What the exercise asks:
Send back the records in full, character for character.

## START Given records

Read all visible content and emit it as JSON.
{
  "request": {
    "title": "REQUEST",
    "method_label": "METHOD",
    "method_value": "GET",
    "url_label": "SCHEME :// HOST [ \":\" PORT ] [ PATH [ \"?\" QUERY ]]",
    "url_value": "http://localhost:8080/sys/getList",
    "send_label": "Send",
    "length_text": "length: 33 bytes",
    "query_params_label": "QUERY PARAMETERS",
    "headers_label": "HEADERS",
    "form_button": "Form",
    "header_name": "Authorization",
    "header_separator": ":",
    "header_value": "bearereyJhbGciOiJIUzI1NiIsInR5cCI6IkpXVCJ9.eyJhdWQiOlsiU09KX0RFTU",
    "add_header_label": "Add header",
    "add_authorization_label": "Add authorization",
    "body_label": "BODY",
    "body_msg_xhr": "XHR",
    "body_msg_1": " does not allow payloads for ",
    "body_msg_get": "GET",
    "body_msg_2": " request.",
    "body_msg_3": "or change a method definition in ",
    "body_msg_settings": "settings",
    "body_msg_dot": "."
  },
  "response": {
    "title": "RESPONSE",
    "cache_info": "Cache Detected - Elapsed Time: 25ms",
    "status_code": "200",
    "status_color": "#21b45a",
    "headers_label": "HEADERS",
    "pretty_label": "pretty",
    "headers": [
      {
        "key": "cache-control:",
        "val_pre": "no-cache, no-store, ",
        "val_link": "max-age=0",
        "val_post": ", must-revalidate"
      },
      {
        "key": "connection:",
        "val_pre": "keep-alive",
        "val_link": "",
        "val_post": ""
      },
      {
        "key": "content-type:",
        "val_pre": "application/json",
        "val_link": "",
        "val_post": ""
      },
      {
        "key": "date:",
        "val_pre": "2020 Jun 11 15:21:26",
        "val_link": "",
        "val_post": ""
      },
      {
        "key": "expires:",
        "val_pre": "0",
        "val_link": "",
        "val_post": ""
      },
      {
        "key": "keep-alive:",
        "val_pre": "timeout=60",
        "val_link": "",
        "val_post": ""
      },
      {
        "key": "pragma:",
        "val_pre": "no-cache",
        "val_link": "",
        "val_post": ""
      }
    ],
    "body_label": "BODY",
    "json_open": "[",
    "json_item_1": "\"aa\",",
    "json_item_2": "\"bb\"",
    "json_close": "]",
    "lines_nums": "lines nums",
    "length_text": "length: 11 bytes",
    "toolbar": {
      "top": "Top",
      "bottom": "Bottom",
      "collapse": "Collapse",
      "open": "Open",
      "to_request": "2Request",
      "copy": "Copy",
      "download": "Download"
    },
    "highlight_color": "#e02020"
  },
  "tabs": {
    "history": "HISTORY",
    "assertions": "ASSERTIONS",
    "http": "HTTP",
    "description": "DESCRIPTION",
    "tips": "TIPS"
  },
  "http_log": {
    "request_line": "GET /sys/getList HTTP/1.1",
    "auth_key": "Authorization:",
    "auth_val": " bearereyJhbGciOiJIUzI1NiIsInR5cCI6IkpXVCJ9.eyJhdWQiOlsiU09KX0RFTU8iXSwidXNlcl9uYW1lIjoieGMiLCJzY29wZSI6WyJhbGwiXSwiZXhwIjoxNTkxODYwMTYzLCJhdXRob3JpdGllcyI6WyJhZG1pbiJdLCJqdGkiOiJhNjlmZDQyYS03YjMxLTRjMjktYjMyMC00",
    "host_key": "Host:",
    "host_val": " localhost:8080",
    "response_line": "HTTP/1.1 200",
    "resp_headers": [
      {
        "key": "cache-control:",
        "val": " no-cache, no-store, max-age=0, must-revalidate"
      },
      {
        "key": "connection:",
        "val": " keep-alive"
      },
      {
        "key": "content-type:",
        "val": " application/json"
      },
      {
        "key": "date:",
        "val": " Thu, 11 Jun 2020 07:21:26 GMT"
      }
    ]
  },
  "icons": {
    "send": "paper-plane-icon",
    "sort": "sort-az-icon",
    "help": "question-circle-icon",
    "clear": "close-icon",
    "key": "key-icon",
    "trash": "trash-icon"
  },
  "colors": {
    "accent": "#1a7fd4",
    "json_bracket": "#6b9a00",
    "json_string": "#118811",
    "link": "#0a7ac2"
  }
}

## END Given records

Result of the task:
Read all visible content and emit it as JSON.
{
  "request": {
    "title": "REQUEST",
    "method_label": "METHOD",
    "method_value": "GET",
    "url_label": "SCHEME :// HOST [ \":\" PORT ] [ PATH [ \"?\" QUERY ]]",
    "url_value": "http://localhost:8080/sys/getList",
    "send_label": "Send",
    "length_text": "length: 33 bytes",
    "query_params_label": "QUERY PARAMETERS",
    "headers_label": "HEADERS",
    "form_button": "Form",
    "header_name": "Authorization",
    "header_separator": ":",
    "header_value": "bearereyJhbGciOiJIUzI1NiIsInR5cCI6IkpXVCJ9.eyJhdWQiOlsiU09KX0RFTU",
    "add_header_label": "Add header",
    "add_authorization_label": "Add authorization",
    "body_label": "BODY",
    "body_msg_xhr": "XHR",
    "body_msg_1": " does not allow payloads for ",
    "body_msg_get": "GET",
    "body_msg_2": " request.",
    "body_msg_3": "or change a method definition in ",
    "body_msg_settings": "settings",
    "body_msg_dot": "."
  },
  "response": {
    "title": "RESPONSE",
    "cache_info": "Cache Detected - Elapsed Time: 25ms",
    "status_code": "200",
    "status_color": "#21b45a",
    "headers_label": "HEADERS",
    "pretty_label": "pretty",
    "headers": [
      {
        "key": "cache-control:",
        "val_pre": "no-cache, no-store, ",
        "val_link": "max-age=0",
        "val_post": ", must-revalidate"
      },
      {
        "key": "connection:",
        "val_pre": "keep-alive",
        "val_link": "",
        "val_post": ""
      },
      {
        "key": "content-type:",
        "val_pre": "application/json",
        "val_link": "",
        "val_post": ""
      },
      {
        "key": "date:",
        "val_pre": "2020 Jun 11 15:21:26",
        "val_link": "",
        "val_post": ""
      },
      {
        "key": "expires:",
        "val_pre": "0",
        "val_link": "",
        "val_post": ""
      },
      {
        "key": "keep-alive:",
        "val_pre": "timeout=60",
        "val_link": "",
        "val_post": ""
      },
      {
        "key": "pragma:",
        "val_pre": "no-cache",
        "val_link": "",
        "val_post": ""
      }
    ],
    "body_label": "BODY",
    "json_open": "[",
    "json_item_1": "\"aa\",",
    "json_item_2": "\"bb\"",
    "json_close": "]",
    "lines_nums": "lines nums",
    "length_text": "length: 11 bytes",
    "toolbar": {
      "top": "Top",
      "bottom": "Bottom",
      "collapse": "Collapse",
      "open": "Open",
      "to_request": "2Request",
      "copy": "Copy",
      "download": "Download"
    },
    "highlight_color": "#e02020"
  },
  "tabs": {
    "history": "HISTORY",
    "assertions": "ASSERTIONS",
    "http": "HTTP",
    "description": "DESCRIPTION",
    "tips": "TIPS"
  },
  "http_log": {
    "request_line": "GET /sys/getList HTTP/1.1",
    "auth_key": "Authorization:",
    "auth_val": " bearereyJhbGciOiJIUzI1NiIsInR5cCI6IkpXVCJ9.eyJhdWQiOlsiU09KX0RFTU8iXSwidXNlcl9uYW1lIjoieGMiLCJzY29wZSI6WyJhbGwiXSwiZXhwIjoxNTkxODYwMTYzLCJhdXRob3JpdGllcyI6WyJhZG1pbiJdLCJqdGkiOiJhNjlmZDQyYS03YjMxLTRjMjktYjMyMC00",
    "host_key": "Host:",
    "host_val": " localhost:8080",
    "response_line": "HTTP/1.1 200",
    "resp_headers": [
      {
        "key": "cache-control:",
        "val": " no-cache, no-store, max-age=0, must-revalidate"
      },
      {
        "key": "connection:",
        "val": " keep-alive"
      },
      {
        "key": "content-type:",
        "val": " application/json"
      },
      {
        "key": "date:",
        "val": " Thu, 11 Jun 2020 07:21:26 GMT"
      }
    ]
  },
  "icons": {
    "send": "paper-plane-icon",
    "sort": "sort-az-icon",
    "help": "question-circle-icon",
    "clear": "close-icon",
    "key": "key-icon",
    "trash": "trash-icon"
  },
  "colors": {
    "accent": "#1a7fd4",
    "json_bracket": "#6b9a00",
    "json_string": "#118811",
    "link": "#0a7ac2"
  }
}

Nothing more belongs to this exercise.